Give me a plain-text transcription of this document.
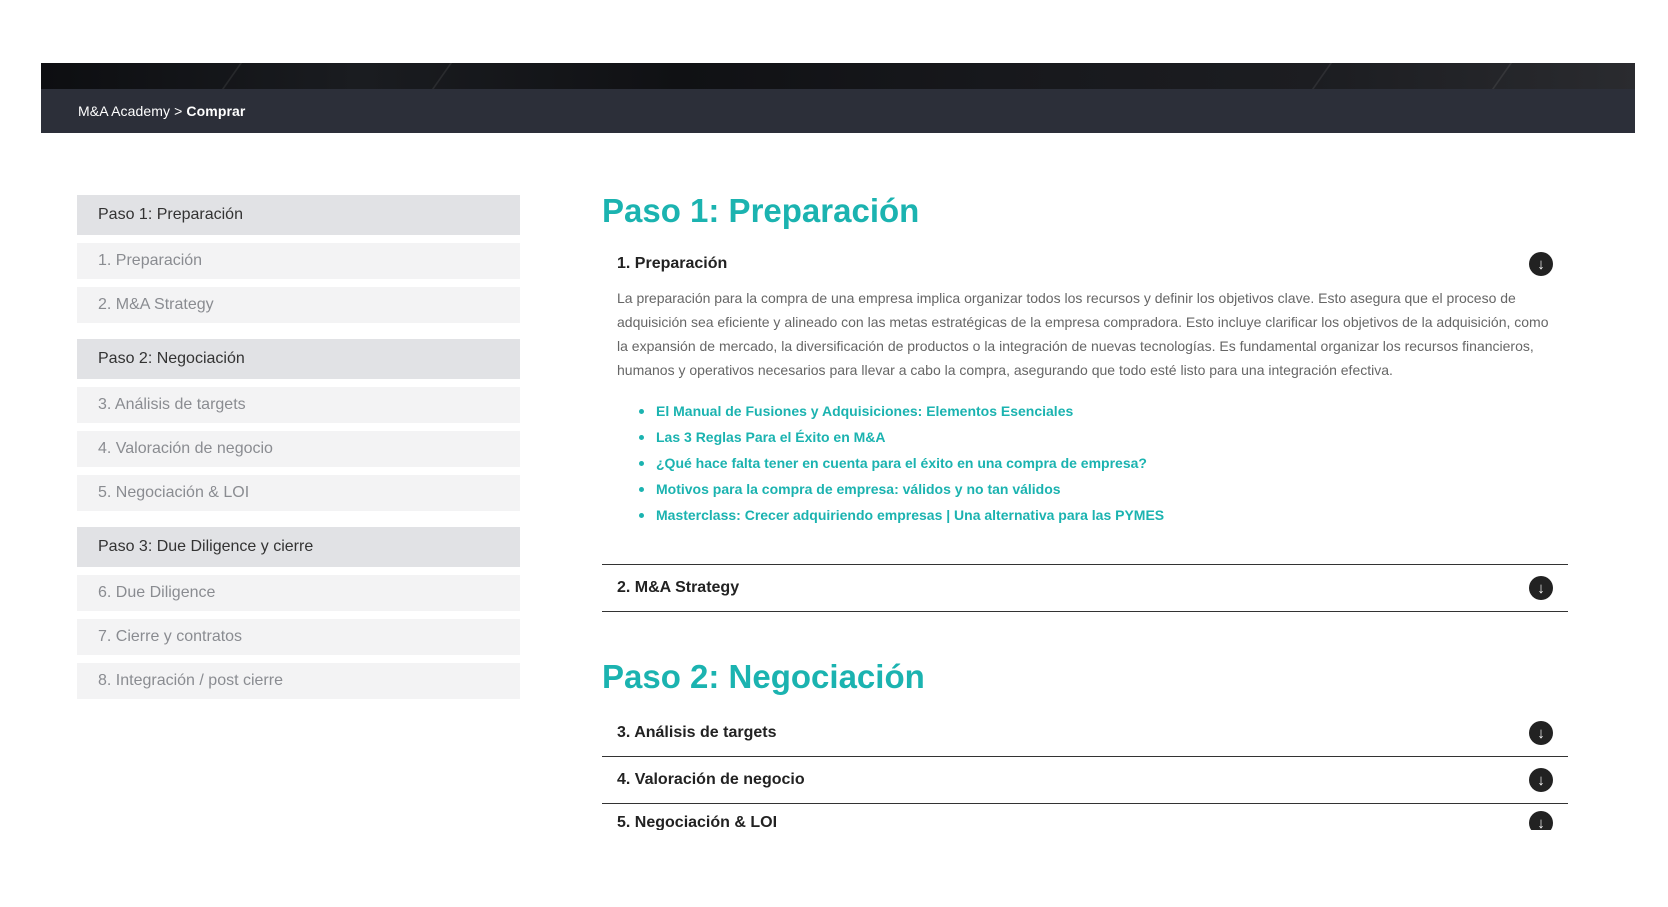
M&A Academy > Comprar
Paso 1: Preparación
1. Preparación
2. M&A Strategy
Paso 2: Negociación
3. Análisis de targets
4. Valoración de negocio
5. Negociación & LOI
Paso 3: Due Diligence y cierre
6. Due Diligence
7. Cierre y contratos
8. Integración / post cierre
Paso 1: Preparación
1. Preparación	↓
La preparación para la compra de una empresa implica organizar todos los recursos y definir los objetivos clave. Esto asegura que el proceso de adquisición sea eficiente y alineado con las metas estratégicas de la empresa compradora. Esto incluye clarificar los objetivos de la adquisición, como la expansión de mercado, la diversificación de productos o la integración de nuevas tecnologías. Es fundamental organizar los recursos financieros, humanos y operativos necesarios para llevar a cabo la compra, asegurando que todo esté listo para una integración efectiva.
El Manual de Fusiones y Adquisiciones: Elementos Esenciales
Las 3 Reglas Para el Éxito en M&A
¿Qué hace falta tener en cuenta para el éxito en una compra de empresa?
Motivos para la compra de empresa: válidos y no tan válidos
Masterclass: Crecer adquiriendo empresas | Una alternativa para las PYMES
2. M&A Strategy	↓
Paso 2: Negociación
3. Análisis de targets	↓
4. Valoración de negocio	↓
5. Negociación & LOI	↓
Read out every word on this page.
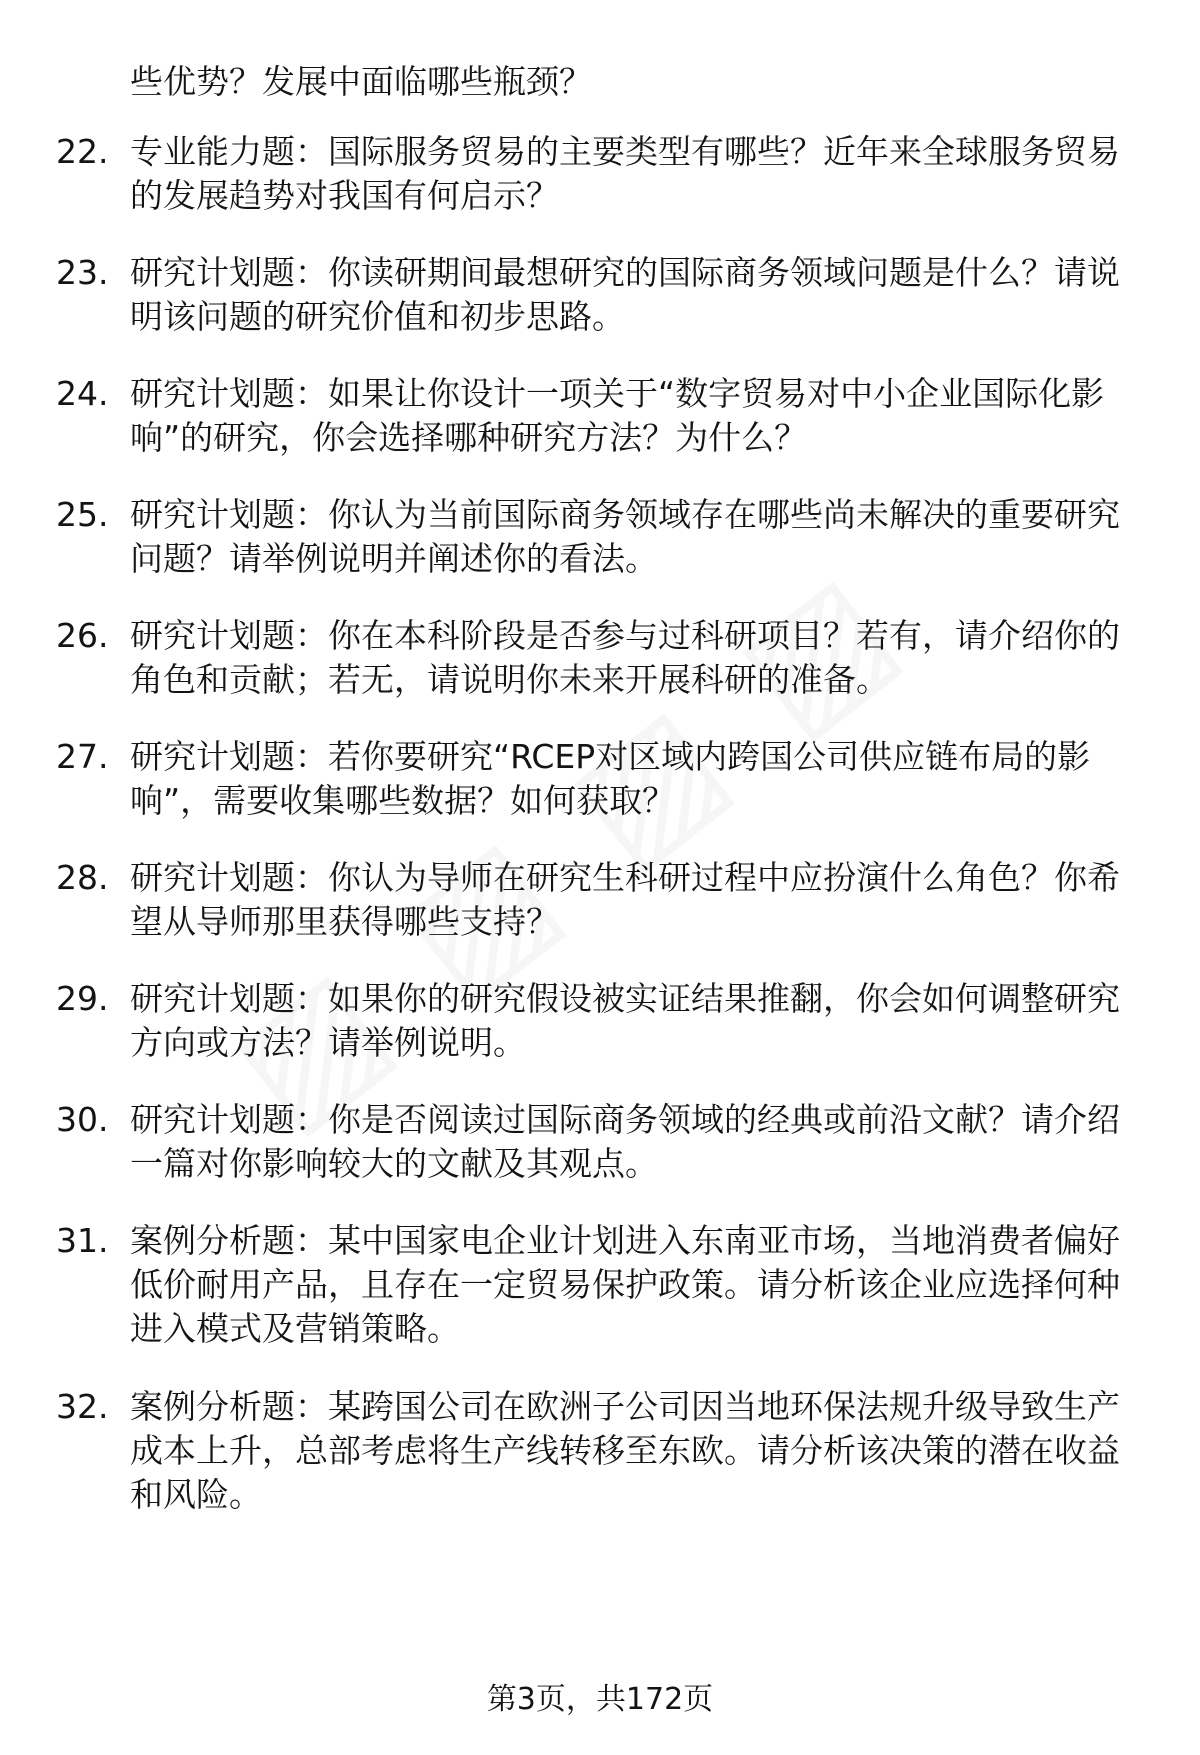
些优势？发展中面临哪些瓶颈？
22. 专业能力题：国际服务贸易的主要类型有哪些？近年来全球服务贸易的发展趋势对我国有何启示？
23. 研究计划题：你读研期间最想研究的国际商务领域问题是什么？请说明该问题的研究价值和初步思路。
24. 研究计划题：如果让你设计一项关于“数字贸易对中小企业国际化影响”的研究，你会选择哪种研究方法？为什么？
25. 研究计划题：你认为当前国际商务领域存在哪些尚未解决的重要研究问题？请举例说明并阐述你的看法。
26. 研究计划题：你在本科阶段是否参与过科研项目？若有，请介绍你的角色和贡献；若无，请说明你未来开展科研的准备。
27. 研究计划题：若你要研究“RCEP对区域内跨国公司供应链布局的影响”，需要收集哪些数据？如何获取？
28. 研究计划题：你认为导师在研究生科研过程中应扮演什么角色？你希望从导师那里获得哪些支持？
29. 研究计划题：如果你的研究假设被实证结果推翻，你会如何调整研究方向或方法？请举例说明。
30. 研究计划题：你是否阅读过国际商务领域的经典或前沿文献？请介绍一篇对你影响较大的文献及其观点。
31. 案例分析题：某中国家电企业计划进入东南亚市场，当地消费者偏好低价耐用产品，且存在一定贸易保护政策。请分析该企业应选择何种进入模式及营销策略。
32. 案例分析题：某跨国公司在欧洲子公司因当地环保法规升级导致生产成本上升，总部考虑将生产线转移至东欧。请分析该决策的潜在收益和风险。
第3页，共172页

*****

▸ **Set task**:
Determine how many of the lines above hold the word "Diligence", and output that number by itself.

▸ **Answer for the task**:
2